*Exercise description*. Restate the full listing word for word and leave the pictures out.
##### Records provided
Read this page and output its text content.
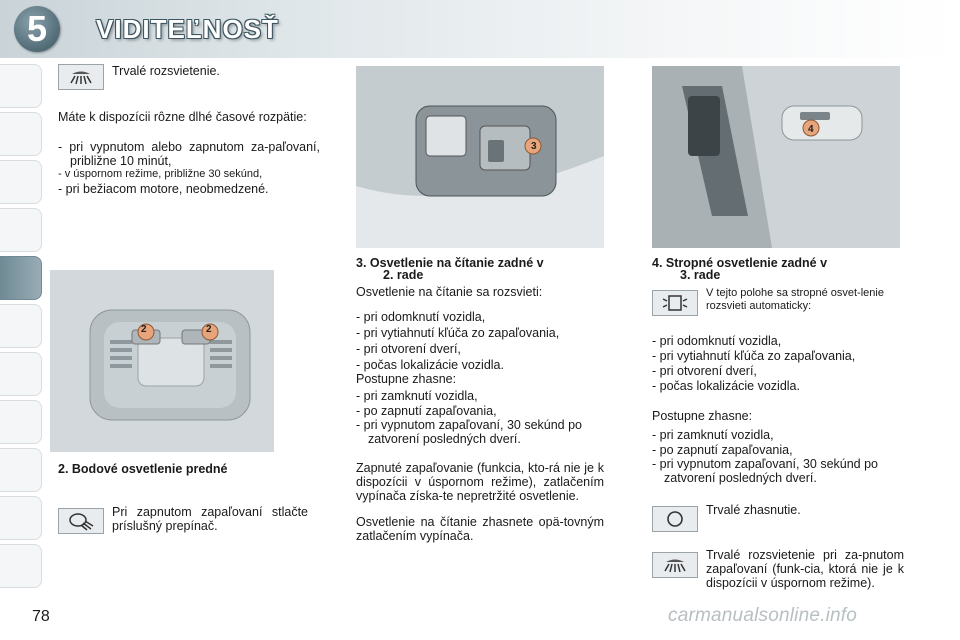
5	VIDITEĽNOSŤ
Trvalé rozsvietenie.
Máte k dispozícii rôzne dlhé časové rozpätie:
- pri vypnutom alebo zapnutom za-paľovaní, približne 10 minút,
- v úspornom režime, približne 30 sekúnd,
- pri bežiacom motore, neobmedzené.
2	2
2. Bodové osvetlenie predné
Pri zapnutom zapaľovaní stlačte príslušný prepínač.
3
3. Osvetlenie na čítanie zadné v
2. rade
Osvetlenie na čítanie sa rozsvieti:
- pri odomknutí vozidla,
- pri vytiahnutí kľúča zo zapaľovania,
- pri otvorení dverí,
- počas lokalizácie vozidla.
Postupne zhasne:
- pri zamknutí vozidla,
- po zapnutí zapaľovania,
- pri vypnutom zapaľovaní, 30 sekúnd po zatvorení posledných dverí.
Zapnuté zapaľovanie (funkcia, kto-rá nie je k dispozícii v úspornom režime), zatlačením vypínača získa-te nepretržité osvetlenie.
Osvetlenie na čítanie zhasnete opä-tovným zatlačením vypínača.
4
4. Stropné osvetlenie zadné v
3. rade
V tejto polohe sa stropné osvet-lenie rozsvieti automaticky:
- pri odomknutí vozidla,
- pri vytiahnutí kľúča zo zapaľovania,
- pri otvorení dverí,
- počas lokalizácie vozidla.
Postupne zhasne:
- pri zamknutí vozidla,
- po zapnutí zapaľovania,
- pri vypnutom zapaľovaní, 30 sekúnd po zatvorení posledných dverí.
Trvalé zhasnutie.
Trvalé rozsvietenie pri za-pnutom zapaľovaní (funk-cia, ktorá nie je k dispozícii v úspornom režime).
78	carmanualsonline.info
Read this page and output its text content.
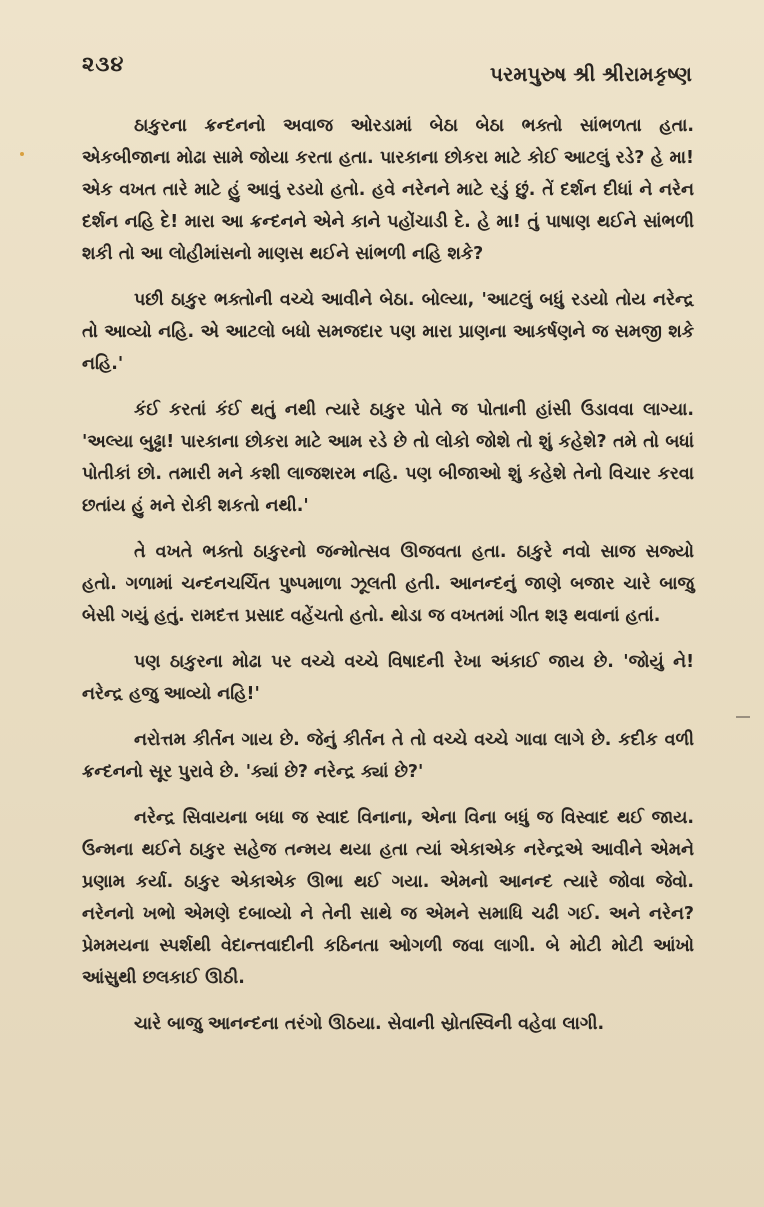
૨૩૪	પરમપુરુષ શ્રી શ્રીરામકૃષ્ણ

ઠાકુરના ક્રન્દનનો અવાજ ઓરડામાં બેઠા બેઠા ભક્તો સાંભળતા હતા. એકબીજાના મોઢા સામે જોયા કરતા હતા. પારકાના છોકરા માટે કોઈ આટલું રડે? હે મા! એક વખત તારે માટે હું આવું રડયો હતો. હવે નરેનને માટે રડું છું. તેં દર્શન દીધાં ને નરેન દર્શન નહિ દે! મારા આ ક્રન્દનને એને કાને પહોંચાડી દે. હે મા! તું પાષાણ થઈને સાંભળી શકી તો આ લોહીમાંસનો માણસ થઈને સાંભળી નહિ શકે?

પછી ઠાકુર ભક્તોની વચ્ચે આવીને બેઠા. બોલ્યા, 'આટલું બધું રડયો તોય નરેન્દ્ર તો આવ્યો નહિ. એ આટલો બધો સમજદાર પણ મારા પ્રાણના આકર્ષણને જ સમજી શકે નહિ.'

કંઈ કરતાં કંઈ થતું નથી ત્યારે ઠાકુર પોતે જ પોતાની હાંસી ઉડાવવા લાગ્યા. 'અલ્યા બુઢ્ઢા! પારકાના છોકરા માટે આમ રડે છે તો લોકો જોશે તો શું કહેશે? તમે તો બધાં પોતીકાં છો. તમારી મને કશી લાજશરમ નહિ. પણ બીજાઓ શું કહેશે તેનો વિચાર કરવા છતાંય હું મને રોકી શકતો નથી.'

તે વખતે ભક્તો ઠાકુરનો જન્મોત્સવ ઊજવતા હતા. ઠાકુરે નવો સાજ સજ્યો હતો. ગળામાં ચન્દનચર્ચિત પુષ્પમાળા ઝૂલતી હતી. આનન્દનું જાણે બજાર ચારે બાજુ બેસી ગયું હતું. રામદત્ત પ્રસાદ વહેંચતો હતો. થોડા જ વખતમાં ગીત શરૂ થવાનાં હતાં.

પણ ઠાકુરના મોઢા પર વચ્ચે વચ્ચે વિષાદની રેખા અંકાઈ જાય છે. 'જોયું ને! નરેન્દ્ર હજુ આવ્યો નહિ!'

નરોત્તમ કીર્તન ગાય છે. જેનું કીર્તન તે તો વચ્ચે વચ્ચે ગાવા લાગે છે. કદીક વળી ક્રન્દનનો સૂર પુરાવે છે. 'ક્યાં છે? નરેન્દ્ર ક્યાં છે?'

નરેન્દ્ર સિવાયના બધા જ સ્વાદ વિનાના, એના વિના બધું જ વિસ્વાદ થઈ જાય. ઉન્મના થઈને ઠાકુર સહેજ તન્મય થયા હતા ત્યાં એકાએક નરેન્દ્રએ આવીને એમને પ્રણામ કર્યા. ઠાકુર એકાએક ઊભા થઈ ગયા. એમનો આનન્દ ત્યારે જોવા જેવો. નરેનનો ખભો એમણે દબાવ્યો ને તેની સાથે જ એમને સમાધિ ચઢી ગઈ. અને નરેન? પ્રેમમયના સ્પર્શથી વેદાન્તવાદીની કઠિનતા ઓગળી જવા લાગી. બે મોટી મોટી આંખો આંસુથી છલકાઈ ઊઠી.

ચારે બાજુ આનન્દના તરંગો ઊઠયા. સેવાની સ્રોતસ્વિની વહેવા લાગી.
##########
*Final answer*.
Read this page and output its text content.
5	VIDITEĽNOSŤ
Trvalé rozsvietenie.
Máte k dispozícii rôzne dlhé časové rozpätie:
- pri vypnutom alebo zapnutom za-paľovaní, približne 10 minút,
- v úspornom režime, približne 30 sekúnd,
- pri bežiacom motore, neobmedzené.
2	2
2. Bodové osvetlenie predné
Pri zapnutom zapaľovaní stlačte príslušný prepínač.
3
3. Osvetlenie na čítanie zadné v
2. rade
Osvetlenie na čítanie sa rozsvieti:
- pri odomknutí vozidla,
- pri vytiahnutí kľúča zo zapaľovania,
- pri otvorení dverí,
- počas lokalizácie vozidla.
Postupne zhasne:
- pri zamknutí vozidla,
- po zapnutí zapaľovania,
- pri vypnutom zapaľovaní, 30 sekúnd po zatvorení posledných dverí.
Zapnuté zapaľovanie (funkcia, kto-rá nie je k dispozícii v úspornom režime), zatlačením vypínača získa-te nepretržité osvetlenie.
Osvetlenie na čítanie zhasnete opä-tovným zatlačením vypínača.
4
4. Stropné osvetlenie zadné v
3. rade
V tejto polohe sa stropné osvet-lenie rozsvieti automaticky:
- pri odomknutí vozidla,
- pri vytiahnutí kľúča zo zapaľovania,
- pri otvorení dverí,
- počas lokalizácie vozidla.
Postupne zhasne:
- pri zamknutí vozidla,
- po zapnutí zapaľovania,
- pri vypnutom zapaľovaní, 30 sekúnd po zatvorení posledných dverí.
Trvalé zhasnutie.
Trvalé rozsvietenie pri za-pnutom zapaľovaní (funk-cia, ktorá nie je k dispozícii v úspornom režime).
78	carmanualsonline.info
Read this page and output its text content.
૨૩૪	પરમપુરુષ શ્રી શ્રીરામકૃષ્ણ

ઠાકુરના ક્રન્દનનો અવાજ ઓરડામાં બેઠા બેઠા ભક્તો સાંભળતા હતા. એકબીજાના મોઢા સામે જોયા કરતા હતા. પારકાના છોકરા માટે કોઈ આટલું રડે? હે મા! એક વખત તારે માટે હું આવું રડયો હતો. હવે નરેનને માટે રડું છું. તેં દર્શન દીધાં ને નરેન દર્શન નહિ દે! મારા આ ક્રન્દનને એને કાને પહોંચાડી દે. હે મા! તું પાષાણ થઈને સાંભળી શકી તો આ લોહીમાંસનો માણસ થઈને સાંભળી નહિ શકે?

પછી ઠાકુર ભક્તોની વચ્ચે આવીને બેઠા. બોલ્યા, 'આટલું બધું રડયો તોય નરેન્દ્ર તો આવ્યો નહિ. એ આટલો બધો સમજદાર પણ મારા પ્રાણના આકર્ષણને જ સમજી શકે નહિ.'

કંઈ કરતાં કંઈ થતું નથી ત્યારે ઠાકુર પોતે જ પોતાની હાંસી ઉડાવવા લાગ્યા. 'અલ્યા બુઢ્ઢા! પારકાના છોકરા માટે આમ રડે છે તો લોકો જોશે તો શું કહેશે? તમે તો બધાં પોતીકાં છો. તમારી મને કશી લાજશરમ નહિ. પણ બીજાઓ શું કહેશે તેનો વિચાર કરવા છતાંય હું મને રોકી શકતો નથી.'

તે વખતે ભક્તો ઠાકુરનો જન્મોત્સવ ઊજવતા હતા. ઠાકુરે નવો સાજ સજ્યો હતો. ગળામાં ચન્દનચર્ચિત પુષ્પમાળા ઝૂલતી હતી. આનન્દનું જાણે બજાર ચારે બાજુ બેસી ગયું હતું. રામદત્ત પ્રસાદ વહેંચતો હતો. થોડા જ વખતમાં ગીત શરૂ થવાનાં હતાં.

પણ ઠાકુરના મોઢા પર વચ્ચે વચ્ચે વિષાદની રેખા અંકાઈ જાય છે. 'જોયું ને! નરેન્દ્ર હજુ આવ્યો નહિ!'

નરોત્તમ કીર્તન ગાય છે. જેનું કીર્તન તે તો વચ્ચે વચ્ચે ગાવા લાગે છે. કદીક વળી ક્રન્દનનો સૂર પુરાવે છે. 'ક્યાં છે? નરેન્દ્ર ક્યાં છે?'

નરેન્દ્ર સિવાયના બધા જ સ્વાદ વિનાના, એના વિના બધું જ વિસ્વાદ થઈ જાય. ઉન્મના થઈને ઠાકુર સહેજ તન્મય થયા હતા ત્યાં એકાએક નરેન્દ્રએ આવીને એમને પ્રણામ કર્યા. ઠાકુર એકાએક ઊભા થઈ ગયા. એમનો આનન્દ ત્યારે જોવા જેવો. નરેનનો ખભો એમણે દબાવ્યો ને તેની સાથે જ એમને સમાધિ ચઢી ગઈ. અને નરેન? પ્રેમમયના સ્પર્શથી વેદાન્તવાદીની કઠિનતા ઓગળી જવા લાગી. બે મોટી મોટી આંખો આંસુથી છલકાઈ ઊઠી.

ચારે બાજુ આનન્દના તરંગો ઊઠયા. સેવાની સ્રોતસ્વિની વહેવા લાગી.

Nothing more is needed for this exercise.